Figure content listings

-*-*-

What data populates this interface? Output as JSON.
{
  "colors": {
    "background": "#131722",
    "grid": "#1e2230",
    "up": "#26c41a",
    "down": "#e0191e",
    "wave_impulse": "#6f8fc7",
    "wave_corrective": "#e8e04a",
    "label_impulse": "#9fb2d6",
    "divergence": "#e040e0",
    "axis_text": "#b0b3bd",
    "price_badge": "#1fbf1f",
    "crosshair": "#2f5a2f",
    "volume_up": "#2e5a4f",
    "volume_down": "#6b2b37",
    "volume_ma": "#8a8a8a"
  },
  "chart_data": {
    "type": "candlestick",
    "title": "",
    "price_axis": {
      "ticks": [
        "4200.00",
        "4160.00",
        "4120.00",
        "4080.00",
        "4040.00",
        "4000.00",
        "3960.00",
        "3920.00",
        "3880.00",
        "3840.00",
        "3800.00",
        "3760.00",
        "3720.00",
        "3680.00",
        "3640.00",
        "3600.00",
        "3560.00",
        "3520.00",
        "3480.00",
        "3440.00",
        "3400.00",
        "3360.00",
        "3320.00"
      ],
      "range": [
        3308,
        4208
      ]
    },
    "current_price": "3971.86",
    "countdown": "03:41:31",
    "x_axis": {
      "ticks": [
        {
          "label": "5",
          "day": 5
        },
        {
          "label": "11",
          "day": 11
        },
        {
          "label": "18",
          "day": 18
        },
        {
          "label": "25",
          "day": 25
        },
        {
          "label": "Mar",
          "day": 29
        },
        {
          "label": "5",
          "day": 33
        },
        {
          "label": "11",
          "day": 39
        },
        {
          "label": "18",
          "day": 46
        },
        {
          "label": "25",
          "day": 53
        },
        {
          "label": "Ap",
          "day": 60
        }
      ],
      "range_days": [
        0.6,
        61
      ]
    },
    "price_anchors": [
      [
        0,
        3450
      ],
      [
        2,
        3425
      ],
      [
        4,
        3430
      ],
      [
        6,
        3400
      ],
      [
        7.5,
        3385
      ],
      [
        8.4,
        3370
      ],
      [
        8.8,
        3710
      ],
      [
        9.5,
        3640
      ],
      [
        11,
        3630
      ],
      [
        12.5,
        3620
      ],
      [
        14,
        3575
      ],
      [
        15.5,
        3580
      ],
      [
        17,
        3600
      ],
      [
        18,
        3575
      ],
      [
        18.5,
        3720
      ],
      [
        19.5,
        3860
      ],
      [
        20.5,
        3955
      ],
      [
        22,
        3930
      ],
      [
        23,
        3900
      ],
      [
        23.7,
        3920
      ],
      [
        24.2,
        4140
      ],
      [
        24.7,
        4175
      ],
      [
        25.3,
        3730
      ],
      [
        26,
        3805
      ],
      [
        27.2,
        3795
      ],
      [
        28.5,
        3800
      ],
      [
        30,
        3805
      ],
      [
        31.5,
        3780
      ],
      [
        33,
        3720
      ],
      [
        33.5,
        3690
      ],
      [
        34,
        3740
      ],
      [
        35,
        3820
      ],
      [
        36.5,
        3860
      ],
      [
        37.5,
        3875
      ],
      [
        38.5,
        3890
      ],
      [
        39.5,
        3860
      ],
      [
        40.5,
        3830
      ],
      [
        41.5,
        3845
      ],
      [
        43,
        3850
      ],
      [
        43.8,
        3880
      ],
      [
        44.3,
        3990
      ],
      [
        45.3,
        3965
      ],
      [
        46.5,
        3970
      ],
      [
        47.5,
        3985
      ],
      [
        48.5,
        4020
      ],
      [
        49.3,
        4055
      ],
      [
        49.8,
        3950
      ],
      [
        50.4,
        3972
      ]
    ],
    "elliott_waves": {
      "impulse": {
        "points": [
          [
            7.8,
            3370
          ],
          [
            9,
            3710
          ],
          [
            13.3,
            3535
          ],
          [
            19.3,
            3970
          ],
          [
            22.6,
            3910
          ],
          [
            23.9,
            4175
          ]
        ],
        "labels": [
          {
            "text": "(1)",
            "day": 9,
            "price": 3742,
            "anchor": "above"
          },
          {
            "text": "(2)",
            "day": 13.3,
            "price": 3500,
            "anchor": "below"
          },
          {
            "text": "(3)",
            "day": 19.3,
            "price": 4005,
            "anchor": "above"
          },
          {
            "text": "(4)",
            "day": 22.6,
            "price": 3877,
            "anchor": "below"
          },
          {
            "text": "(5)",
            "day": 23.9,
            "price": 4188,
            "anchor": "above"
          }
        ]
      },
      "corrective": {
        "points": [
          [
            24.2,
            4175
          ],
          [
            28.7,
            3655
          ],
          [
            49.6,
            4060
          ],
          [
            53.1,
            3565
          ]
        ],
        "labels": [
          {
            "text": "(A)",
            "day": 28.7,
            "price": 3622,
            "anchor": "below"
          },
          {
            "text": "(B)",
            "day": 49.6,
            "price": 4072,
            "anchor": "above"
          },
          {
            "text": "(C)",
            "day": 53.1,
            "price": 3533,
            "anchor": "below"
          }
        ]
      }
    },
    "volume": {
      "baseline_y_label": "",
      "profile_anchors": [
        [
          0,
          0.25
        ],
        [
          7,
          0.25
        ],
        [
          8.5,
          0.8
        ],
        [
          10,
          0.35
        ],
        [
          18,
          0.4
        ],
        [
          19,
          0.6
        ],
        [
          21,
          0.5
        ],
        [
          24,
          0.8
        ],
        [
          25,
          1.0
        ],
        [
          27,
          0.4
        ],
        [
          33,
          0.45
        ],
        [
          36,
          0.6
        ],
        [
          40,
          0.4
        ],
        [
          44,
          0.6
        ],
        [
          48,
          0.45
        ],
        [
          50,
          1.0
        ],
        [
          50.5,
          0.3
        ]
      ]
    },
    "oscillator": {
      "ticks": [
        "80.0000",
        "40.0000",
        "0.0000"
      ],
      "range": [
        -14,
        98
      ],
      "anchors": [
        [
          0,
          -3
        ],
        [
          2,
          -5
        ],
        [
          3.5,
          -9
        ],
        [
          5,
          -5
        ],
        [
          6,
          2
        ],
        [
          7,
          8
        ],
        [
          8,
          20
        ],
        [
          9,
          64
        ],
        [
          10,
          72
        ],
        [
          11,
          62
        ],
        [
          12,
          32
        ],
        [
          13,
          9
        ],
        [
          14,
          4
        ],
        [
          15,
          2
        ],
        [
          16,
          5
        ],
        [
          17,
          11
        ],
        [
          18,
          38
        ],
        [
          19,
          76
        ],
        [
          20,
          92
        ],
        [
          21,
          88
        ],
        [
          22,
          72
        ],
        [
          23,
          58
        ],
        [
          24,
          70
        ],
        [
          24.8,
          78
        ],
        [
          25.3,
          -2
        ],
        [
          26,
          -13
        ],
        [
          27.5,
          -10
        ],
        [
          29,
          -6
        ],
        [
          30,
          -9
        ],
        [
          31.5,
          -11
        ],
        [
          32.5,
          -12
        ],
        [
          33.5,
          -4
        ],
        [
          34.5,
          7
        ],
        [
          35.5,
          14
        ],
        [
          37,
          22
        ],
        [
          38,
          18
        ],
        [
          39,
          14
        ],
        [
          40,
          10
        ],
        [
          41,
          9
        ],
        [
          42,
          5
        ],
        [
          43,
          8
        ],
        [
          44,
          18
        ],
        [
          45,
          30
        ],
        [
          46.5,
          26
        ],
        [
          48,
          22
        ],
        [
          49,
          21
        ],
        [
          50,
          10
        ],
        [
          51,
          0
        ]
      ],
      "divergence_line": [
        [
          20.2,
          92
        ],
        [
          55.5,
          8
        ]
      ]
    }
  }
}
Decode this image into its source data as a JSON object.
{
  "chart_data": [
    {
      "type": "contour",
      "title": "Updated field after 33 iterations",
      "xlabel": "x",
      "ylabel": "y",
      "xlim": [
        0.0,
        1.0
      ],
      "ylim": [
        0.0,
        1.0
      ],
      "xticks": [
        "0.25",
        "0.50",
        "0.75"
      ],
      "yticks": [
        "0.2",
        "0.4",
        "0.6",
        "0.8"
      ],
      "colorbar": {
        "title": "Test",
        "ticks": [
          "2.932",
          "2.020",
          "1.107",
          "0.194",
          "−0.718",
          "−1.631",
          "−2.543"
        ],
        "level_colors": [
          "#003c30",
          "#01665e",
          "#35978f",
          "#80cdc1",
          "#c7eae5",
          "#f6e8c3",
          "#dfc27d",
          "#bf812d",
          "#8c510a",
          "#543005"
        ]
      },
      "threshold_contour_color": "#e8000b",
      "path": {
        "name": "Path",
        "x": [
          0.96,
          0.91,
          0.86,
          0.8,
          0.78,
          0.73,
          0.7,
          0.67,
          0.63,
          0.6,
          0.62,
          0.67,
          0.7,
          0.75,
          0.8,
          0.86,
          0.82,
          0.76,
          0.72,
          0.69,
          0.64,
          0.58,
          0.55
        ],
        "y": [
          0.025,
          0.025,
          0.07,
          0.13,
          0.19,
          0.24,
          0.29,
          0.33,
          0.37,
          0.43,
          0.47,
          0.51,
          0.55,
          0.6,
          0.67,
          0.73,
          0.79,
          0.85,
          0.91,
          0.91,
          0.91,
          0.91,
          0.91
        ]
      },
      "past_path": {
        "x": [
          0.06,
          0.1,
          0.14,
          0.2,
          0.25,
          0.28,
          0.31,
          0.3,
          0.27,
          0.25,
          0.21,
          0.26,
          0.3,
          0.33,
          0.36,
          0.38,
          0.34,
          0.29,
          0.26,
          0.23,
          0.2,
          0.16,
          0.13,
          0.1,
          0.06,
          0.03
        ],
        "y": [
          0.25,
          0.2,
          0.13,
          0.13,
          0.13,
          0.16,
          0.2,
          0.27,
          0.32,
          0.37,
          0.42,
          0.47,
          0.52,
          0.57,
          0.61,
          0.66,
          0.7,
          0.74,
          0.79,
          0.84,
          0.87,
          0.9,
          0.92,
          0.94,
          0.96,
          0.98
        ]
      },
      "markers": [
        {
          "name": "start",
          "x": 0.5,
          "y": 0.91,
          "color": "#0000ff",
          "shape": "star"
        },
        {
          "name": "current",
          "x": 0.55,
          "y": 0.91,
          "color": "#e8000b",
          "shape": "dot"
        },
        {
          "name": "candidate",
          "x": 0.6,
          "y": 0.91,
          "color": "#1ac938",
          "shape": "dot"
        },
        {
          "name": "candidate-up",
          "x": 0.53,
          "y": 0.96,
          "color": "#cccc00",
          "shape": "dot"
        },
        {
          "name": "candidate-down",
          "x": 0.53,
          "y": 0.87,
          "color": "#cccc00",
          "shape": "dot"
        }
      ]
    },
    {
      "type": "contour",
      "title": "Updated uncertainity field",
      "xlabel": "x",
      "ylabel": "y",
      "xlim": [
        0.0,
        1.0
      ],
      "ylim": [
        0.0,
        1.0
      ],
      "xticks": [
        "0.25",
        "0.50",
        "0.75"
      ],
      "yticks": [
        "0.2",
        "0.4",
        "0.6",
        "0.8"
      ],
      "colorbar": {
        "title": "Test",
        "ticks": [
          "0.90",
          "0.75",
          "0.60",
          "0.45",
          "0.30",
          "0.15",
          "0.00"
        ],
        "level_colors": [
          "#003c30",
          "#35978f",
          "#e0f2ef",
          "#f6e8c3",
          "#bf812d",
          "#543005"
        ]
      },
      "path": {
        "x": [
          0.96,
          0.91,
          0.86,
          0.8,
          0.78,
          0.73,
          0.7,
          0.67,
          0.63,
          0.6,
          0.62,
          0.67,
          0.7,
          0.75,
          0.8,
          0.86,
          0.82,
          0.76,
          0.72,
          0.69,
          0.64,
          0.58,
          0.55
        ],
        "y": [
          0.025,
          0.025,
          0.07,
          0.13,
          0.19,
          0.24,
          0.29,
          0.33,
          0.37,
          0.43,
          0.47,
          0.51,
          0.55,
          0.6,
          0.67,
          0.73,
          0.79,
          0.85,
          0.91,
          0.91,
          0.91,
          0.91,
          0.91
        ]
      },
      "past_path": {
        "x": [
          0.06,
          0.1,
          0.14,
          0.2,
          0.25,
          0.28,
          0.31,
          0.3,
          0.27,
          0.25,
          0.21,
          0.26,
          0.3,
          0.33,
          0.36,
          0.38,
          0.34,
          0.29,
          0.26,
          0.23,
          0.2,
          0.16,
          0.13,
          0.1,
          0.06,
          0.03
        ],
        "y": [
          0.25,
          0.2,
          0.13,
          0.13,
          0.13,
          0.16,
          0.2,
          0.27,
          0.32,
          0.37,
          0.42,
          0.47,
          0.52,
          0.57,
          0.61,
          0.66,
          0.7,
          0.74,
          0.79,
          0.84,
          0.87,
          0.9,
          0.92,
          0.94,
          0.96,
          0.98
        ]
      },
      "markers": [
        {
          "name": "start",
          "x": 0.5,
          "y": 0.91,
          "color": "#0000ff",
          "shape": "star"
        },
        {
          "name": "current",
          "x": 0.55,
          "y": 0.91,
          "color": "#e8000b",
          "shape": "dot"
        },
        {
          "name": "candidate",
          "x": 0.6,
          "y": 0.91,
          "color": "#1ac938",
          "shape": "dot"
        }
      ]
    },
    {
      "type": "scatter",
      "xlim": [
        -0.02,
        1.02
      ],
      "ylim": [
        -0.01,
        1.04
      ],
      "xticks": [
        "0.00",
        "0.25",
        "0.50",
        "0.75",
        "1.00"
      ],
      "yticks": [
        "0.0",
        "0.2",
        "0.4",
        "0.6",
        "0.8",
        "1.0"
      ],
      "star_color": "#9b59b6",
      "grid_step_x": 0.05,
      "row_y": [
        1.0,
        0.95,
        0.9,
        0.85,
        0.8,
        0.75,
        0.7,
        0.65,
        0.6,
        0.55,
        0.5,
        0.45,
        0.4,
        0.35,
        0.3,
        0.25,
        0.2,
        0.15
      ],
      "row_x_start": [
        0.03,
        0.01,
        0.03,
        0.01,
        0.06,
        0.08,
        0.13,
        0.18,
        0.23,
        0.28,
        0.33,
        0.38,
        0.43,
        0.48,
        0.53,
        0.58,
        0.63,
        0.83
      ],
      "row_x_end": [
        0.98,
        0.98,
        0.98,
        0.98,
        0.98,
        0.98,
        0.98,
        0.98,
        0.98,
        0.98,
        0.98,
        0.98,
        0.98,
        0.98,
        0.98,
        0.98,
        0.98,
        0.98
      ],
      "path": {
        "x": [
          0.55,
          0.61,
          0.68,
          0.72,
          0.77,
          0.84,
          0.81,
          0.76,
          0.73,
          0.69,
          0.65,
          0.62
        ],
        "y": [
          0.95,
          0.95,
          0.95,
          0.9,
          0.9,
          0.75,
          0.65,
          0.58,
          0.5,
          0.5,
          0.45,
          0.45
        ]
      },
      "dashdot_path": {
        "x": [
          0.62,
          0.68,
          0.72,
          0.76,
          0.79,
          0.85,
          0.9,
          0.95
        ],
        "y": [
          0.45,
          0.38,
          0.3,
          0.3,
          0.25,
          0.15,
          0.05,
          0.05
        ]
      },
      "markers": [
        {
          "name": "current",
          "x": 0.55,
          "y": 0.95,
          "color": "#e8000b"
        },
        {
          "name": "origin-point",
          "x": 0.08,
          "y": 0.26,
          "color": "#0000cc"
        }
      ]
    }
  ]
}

-*-*-

#### [Problem details]
Copy each line of the listing that includes "JSON".

#### [Solution to the exercise]
What data populates this interface? Output as JSON.
Decode this image into its source data as a JSON object.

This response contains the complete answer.